### Dataset records
.....
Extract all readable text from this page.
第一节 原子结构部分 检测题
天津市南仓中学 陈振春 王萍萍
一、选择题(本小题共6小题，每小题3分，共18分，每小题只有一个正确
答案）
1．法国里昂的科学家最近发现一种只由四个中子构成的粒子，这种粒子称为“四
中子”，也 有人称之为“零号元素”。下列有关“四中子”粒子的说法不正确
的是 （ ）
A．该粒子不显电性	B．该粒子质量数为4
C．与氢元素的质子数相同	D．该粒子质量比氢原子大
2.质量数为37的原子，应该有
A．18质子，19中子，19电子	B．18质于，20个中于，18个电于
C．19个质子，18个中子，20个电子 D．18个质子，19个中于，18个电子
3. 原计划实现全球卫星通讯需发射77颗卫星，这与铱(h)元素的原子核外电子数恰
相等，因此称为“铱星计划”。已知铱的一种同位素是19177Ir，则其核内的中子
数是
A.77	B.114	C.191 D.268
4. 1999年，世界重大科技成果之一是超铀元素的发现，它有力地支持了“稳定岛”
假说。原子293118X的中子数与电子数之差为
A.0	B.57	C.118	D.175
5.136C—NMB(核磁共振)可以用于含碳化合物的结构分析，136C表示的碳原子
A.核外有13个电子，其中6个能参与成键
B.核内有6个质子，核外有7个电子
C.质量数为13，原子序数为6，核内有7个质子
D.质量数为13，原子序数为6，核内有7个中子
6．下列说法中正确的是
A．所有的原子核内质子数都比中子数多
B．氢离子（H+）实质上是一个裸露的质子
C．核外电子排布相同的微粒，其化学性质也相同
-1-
.....
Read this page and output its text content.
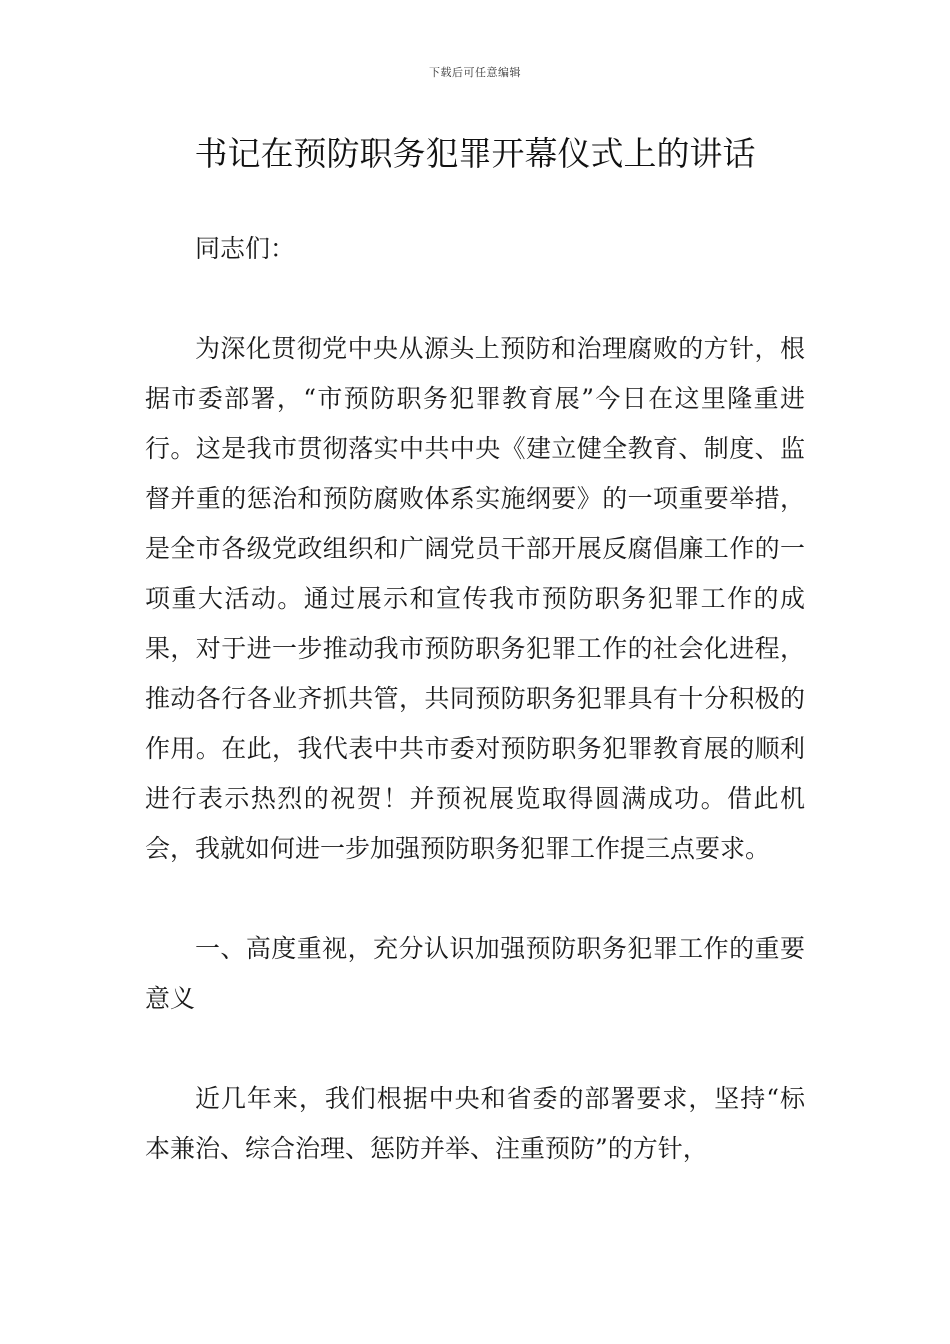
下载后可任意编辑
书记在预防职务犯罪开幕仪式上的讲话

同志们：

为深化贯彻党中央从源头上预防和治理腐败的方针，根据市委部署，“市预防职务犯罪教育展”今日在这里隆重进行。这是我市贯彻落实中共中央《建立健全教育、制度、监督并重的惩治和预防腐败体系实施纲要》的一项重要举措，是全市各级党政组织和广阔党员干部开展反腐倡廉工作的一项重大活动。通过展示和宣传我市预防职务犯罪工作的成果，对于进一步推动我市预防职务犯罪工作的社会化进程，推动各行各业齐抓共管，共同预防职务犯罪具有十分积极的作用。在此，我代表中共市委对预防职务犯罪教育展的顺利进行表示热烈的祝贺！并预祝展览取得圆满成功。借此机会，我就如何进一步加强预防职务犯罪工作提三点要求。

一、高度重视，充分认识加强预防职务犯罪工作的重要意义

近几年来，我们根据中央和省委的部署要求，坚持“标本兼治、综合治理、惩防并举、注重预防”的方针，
.....
### What to produce
Identify each line of the material where the word "page" shows up, and copy it.

### Result
Extract all readable text from this page.
Read this page and output its text content.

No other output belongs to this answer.